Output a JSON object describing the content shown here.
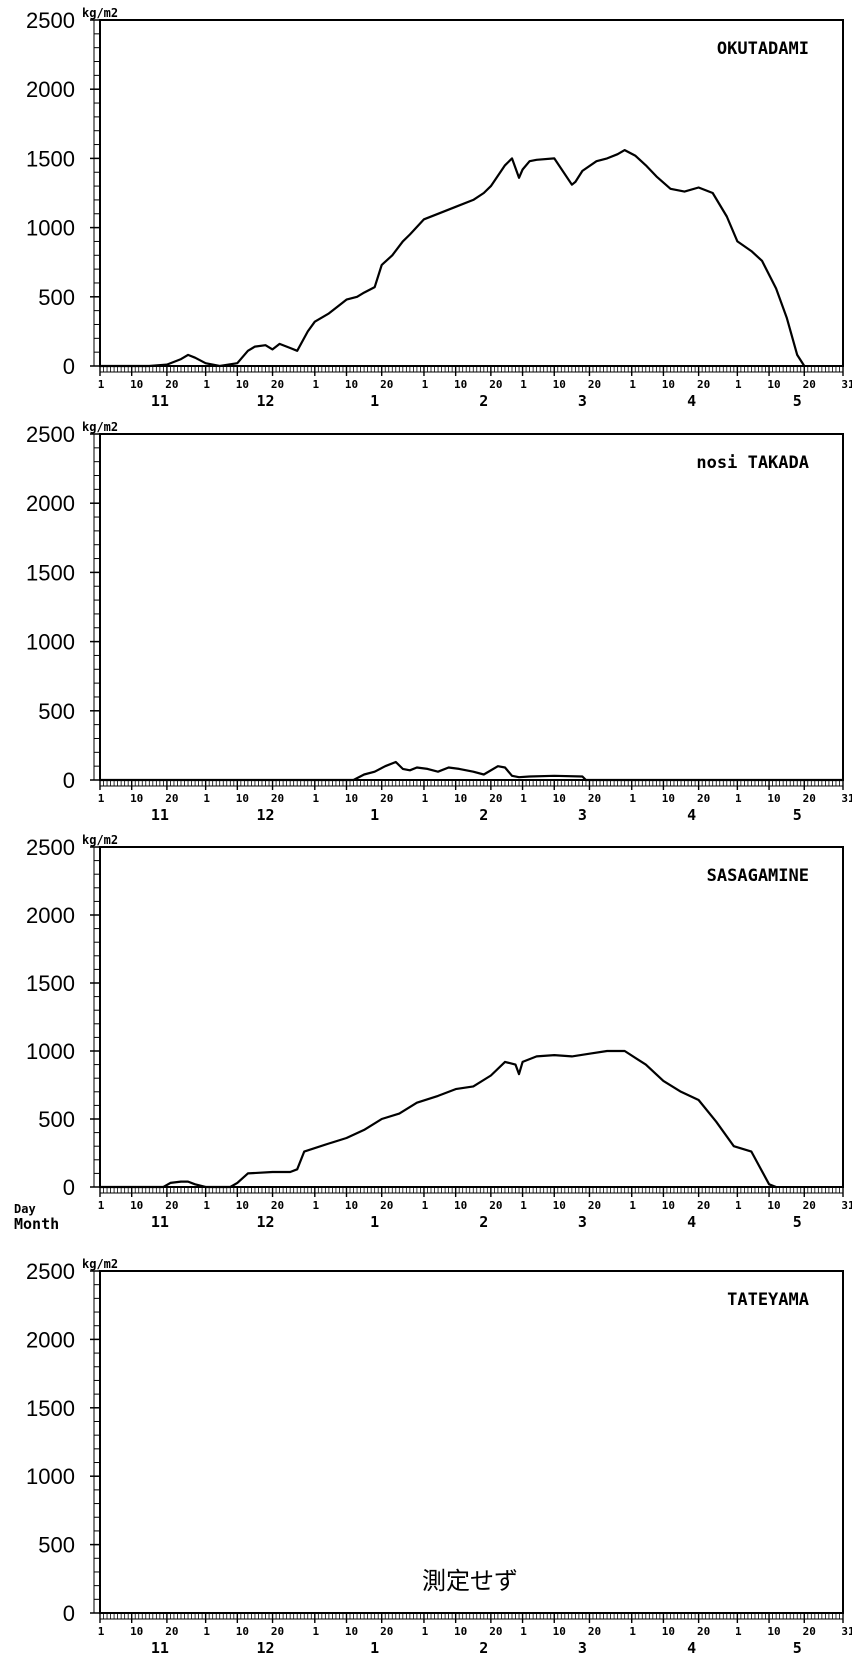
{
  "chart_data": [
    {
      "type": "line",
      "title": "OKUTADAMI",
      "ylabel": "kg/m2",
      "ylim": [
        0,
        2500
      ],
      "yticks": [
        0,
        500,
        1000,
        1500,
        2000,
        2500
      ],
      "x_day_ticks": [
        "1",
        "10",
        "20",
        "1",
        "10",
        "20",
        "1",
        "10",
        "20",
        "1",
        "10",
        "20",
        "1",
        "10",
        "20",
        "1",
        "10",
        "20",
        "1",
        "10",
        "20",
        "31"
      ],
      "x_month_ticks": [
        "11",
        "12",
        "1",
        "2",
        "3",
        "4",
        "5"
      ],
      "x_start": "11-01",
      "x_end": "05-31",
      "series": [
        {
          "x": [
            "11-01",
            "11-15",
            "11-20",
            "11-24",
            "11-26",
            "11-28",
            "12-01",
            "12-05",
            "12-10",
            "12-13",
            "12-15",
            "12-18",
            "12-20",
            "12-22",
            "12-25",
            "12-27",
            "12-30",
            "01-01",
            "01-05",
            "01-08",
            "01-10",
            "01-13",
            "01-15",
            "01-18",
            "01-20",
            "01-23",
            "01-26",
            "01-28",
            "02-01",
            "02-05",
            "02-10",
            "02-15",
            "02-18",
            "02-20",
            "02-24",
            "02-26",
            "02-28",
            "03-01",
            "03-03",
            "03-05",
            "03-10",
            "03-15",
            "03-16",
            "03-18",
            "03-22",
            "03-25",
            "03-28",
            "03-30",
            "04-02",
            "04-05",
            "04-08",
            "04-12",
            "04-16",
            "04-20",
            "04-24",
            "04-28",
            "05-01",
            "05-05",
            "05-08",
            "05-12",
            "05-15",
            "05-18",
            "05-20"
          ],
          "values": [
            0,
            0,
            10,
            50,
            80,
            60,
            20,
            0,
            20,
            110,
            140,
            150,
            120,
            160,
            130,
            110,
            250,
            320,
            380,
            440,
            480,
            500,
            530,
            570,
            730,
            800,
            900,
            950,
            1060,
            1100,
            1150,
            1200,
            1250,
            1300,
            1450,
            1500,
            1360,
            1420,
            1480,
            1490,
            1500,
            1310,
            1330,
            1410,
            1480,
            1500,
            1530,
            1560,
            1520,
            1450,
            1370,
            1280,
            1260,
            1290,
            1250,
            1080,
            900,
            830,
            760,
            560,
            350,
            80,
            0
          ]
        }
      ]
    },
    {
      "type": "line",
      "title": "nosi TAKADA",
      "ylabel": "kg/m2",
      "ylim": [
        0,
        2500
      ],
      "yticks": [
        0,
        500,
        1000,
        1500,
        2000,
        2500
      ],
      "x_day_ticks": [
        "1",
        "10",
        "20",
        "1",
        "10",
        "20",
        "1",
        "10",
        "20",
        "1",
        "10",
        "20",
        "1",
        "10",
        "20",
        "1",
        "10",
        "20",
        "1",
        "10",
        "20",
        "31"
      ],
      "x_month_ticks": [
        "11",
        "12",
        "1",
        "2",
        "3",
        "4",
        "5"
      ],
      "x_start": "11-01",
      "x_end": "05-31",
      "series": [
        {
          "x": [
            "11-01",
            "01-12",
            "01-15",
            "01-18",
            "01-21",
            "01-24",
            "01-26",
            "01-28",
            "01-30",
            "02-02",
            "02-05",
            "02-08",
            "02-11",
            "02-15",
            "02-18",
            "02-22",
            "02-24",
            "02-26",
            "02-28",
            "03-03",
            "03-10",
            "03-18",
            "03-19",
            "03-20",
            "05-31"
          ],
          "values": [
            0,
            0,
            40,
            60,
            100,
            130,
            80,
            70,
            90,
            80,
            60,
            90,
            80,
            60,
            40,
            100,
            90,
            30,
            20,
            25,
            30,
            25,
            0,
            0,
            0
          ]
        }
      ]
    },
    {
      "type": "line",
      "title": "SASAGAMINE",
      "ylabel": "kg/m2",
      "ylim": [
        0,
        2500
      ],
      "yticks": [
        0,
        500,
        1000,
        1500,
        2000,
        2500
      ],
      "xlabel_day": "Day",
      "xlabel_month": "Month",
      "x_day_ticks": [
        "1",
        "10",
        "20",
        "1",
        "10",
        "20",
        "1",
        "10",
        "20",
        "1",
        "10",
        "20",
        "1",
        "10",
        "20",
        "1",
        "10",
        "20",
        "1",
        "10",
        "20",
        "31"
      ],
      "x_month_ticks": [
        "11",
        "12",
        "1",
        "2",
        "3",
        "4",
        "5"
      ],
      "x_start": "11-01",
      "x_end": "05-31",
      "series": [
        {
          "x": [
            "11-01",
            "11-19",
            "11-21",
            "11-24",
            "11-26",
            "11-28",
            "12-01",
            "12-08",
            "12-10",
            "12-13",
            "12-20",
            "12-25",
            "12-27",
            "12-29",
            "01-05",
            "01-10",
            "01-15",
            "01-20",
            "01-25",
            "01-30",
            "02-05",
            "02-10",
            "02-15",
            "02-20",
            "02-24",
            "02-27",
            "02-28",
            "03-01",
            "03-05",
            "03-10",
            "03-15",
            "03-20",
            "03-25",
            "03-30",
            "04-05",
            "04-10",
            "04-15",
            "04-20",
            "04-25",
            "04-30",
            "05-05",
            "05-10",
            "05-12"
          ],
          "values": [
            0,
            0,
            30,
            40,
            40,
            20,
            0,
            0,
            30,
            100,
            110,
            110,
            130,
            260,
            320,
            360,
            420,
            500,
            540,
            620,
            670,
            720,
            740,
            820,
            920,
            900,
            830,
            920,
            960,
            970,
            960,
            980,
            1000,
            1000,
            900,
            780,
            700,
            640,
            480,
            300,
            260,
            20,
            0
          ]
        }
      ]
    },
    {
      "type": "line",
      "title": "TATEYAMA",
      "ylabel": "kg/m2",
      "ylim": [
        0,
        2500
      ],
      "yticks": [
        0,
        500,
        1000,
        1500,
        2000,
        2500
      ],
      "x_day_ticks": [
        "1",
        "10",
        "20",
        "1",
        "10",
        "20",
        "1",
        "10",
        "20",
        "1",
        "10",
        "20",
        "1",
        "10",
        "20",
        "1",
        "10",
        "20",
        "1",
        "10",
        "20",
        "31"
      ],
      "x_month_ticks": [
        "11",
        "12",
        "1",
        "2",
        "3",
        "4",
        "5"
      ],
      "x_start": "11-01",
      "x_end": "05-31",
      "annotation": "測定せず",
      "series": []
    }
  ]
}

+-------+

_What the task requires_: Copy every line in the listing above where the string "title" turns up.

_Complete output_:
      "title": "OKUTADAMI",
      "title": "nosi TAKADA",
      "title": "SASAGAMINE",
      "title": "TATEYAMA",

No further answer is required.